*Exercise objective*: Count every line that holds the string "username", then give that number alone.

*Provided data*:
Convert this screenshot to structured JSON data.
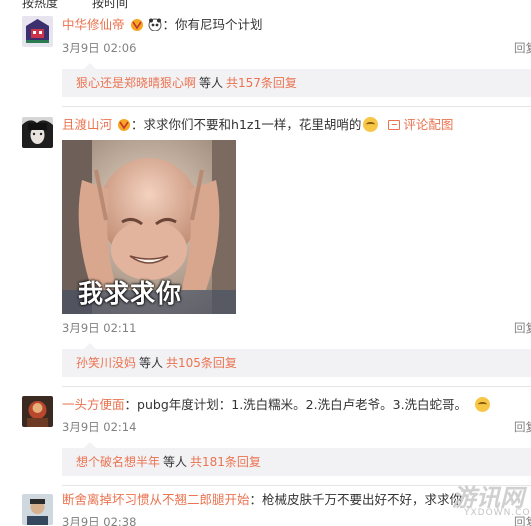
{
  "top_partial": {
    "left": "按热度",
    "right": "按时间"
  },
  "comments": [
    {
      "username": "中华修仙帝",
      "text": "你有尼玛个计划",
      "time": "3月9日 02:06",
      "reply": "回复",
      "sub": {
        "name": "狠心还是郑晓晴狠心啊",
        "mid": "等人",
        "count": "共157条回复"
      }
    },
    {
      "username": "且渡山河",
      "text": "求求你们不要和h1z1一样，花里胡哨的",
      "pic_link": "评论配图",
      "meme_caption": "我求求你",
      "time": "3月9日 02:11",
      "reply": "回复",
      "sub": {
        "name": "孙笑川没妈",
        "mid": "等人",
        "count": "共105条回复"
      }
    },
    {
      "username": "一头方便面",
      "text": "pubg年度计划：1.洗白糯米。2.洗白卢老爷。3.洗白蛇哥。",
      "time": "3月9日 02:14",
      "reply": "回复",
      "sub": {
        "name": "想个破名想半年",
        "mid": "等人",
        "count": "共181条回复"
      }
    },
    {
      "username": "断舍离掉坏习惯从不翘二郎腿开始",
      "text": "枪械皮肤千万不要出好不好，求求你",
      "time": "3月9日 02:38",
      "reply": "回复"
    }
  ],
  "watermark": {
    "main": "游讯网",
    "sub": "YXDOWN.COM"
  },
  "colors": {
    "link": "#eb7350",
    "sub_bg": "#f2f2f5",
    "time": "#808080"
  }
}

*Output of the exercise*: 4